[start Source records]
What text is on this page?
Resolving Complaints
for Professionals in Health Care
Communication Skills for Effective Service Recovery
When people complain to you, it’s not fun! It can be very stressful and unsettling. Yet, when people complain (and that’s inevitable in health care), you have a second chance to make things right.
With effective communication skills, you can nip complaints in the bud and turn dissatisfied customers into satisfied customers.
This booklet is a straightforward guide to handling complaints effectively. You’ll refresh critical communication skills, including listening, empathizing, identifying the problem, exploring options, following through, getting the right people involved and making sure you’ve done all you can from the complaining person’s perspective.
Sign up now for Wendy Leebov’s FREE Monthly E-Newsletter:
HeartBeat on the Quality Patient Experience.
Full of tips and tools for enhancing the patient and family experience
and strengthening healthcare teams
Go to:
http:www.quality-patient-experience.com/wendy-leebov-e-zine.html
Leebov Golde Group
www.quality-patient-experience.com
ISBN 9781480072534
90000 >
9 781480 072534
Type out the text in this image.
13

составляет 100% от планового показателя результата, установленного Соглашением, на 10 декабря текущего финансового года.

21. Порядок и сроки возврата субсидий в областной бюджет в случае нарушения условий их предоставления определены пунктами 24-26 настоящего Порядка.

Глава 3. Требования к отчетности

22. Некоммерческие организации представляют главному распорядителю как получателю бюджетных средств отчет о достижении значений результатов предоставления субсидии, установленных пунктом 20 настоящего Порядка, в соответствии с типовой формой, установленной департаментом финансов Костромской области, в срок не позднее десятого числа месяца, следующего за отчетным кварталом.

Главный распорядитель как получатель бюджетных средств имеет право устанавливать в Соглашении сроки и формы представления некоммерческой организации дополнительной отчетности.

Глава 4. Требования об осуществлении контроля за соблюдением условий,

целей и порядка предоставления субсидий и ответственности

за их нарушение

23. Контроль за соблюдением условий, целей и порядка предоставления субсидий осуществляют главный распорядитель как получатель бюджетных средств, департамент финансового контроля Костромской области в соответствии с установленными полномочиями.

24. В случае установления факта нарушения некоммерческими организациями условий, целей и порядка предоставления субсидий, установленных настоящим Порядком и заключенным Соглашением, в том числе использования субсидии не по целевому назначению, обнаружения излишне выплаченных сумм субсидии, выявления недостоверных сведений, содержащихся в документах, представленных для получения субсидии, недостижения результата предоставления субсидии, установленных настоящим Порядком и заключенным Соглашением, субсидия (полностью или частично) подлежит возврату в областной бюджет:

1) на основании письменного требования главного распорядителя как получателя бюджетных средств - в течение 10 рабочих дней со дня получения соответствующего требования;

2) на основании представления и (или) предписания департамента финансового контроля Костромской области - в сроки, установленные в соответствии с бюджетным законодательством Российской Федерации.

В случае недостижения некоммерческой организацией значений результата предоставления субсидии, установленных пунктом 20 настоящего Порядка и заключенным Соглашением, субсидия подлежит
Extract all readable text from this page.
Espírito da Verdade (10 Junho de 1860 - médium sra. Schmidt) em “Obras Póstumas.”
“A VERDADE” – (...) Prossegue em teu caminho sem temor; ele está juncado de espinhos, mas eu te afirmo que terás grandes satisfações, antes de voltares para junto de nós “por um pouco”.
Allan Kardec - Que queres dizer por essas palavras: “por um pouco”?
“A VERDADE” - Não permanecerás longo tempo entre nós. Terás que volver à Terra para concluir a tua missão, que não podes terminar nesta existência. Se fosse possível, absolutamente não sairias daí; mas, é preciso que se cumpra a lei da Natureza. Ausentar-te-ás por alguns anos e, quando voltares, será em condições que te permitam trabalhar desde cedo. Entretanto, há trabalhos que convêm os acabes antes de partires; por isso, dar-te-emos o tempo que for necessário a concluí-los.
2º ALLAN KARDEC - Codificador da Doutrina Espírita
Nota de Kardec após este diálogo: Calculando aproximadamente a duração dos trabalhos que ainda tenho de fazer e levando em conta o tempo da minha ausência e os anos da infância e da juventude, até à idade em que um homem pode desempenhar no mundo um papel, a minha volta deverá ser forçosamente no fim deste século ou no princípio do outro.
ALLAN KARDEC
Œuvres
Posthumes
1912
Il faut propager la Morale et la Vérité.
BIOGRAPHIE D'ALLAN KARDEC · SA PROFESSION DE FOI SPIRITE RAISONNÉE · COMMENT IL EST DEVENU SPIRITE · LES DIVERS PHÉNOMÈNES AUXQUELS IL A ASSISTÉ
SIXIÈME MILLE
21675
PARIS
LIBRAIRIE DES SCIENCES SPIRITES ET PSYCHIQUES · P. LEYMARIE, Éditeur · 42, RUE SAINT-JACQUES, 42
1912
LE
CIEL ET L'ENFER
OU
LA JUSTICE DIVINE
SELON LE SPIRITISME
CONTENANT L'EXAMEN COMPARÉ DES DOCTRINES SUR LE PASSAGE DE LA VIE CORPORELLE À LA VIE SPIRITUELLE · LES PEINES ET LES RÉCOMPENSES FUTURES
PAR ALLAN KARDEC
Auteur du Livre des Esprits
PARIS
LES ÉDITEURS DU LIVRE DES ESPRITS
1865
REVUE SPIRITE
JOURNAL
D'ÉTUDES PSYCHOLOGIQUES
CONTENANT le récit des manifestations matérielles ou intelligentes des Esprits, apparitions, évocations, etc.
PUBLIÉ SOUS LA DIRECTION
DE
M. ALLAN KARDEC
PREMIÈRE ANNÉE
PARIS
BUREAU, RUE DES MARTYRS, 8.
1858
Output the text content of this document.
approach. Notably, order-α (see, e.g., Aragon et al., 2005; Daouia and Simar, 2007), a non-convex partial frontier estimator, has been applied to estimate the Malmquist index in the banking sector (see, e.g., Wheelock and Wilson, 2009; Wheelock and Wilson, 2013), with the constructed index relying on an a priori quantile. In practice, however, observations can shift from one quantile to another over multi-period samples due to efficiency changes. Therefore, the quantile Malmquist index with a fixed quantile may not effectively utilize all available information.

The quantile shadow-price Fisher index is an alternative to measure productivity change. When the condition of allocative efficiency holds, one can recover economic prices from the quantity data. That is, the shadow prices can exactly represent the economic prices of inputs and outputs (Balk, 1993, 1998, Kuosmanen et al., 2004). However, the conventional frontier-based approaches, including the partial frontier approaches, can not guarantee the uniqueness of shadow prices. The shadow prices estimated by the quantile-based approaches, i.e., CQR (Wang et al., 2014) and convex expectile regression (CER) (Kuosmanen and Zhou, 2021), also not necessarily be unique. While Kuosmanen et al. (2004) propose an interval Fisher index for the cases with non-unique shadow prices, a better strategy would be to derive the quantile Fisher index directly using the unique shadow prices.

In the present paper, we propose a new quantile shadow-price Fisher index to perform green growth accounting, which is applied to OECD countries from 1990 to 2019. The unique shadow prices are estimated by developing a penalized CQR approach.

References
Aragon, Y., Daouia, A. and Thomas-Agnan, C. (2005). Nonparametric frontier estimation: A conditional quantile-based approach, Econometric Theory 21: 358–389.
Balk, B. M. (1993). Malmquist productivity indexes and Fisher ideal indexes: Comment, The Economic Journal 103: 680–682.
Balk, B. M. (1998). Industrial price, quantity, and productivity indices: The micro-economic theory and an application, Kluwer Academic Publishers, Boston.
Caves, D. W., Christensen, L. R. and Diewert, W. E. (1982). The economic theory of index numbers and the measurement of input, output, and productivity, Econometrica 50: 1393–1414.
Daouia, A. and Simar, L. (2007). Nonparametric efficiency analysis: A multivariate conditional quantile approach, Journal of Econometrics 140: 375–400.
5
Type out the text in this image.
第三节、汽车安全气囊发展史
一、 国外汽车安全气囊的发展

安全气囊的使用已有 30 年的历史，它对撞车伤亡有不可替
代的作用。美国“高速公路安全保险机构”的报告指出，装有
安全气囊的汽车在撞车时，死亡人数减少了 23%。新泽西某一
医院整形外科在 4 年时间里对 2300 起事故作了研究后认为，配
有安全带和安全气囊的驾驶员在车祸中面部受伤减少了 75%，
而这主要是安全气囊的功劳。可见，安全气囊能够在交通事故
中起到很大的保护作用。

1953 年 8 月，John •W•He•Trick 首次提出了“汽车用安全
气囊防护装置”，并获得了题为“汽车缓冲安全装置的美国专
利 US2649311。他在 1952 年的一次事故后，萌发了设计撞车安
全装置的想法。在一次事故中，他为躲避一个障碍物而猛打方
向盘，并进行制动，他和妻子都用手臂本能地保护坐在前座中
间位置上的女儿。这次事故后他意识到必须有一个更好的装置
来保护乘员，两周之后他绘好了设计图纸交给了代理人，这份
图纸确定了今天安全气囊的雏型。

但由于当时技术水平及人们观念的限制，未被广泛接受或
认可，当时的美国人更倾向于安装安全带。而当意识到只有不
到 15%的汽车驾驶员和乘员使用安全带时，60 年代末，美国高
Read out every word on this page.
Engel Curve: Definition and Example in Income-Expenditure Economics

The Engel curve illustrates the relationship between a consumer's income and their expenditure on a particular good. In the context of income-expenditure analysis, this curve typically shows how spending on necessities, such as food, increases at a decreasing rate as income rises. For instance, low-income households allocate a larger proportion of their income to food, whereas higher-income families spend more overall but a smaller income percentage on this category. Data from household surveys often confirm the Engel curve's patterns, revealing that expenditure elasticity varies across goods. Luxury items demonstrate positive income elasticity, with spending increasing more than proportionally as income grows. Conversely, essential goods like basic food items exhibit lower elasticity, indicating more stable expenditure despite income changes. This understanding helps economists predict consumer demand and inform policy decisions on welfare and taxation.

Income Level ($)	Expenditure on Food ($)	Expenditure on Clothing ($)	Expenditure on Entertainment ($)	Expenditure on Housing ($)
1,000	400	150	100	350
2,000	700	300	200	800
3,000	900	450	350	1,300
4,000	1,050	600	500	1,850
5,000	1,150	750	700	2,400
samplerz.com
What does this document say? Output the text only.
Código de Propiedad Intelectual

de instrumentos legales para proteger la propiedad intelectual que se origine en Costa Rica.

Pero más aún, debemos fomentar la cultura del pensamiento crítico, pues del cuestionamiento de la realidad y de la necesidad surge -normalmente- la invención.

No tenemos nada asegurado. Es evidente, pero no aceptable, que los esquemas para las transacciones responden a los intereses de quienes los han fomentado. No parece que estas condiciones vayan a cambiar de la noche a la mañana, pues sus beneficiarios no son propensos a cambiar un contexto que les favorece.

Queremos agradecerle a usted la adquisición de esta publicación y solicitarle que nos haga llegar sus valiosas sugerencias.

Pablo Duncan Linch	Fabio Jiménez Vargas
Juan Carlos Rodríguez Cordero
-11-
[end Source records]
_Directions:_ Write out every line from the entries where "Nonparametric" appears.

_Solution to the problem:_
Aragon, Y., Daouia, A. and Thomas-Agnan, C. (2005). Nonparametric frontier estimation: A conditional quantile-based approach, Econometric Theory 21: 358–389.
Daouia, A. and Simar, L. (2007). Nonparametric efficiency analysis: A multivariate conditional quantile approach, Journal of Econometrics 140: 375–400.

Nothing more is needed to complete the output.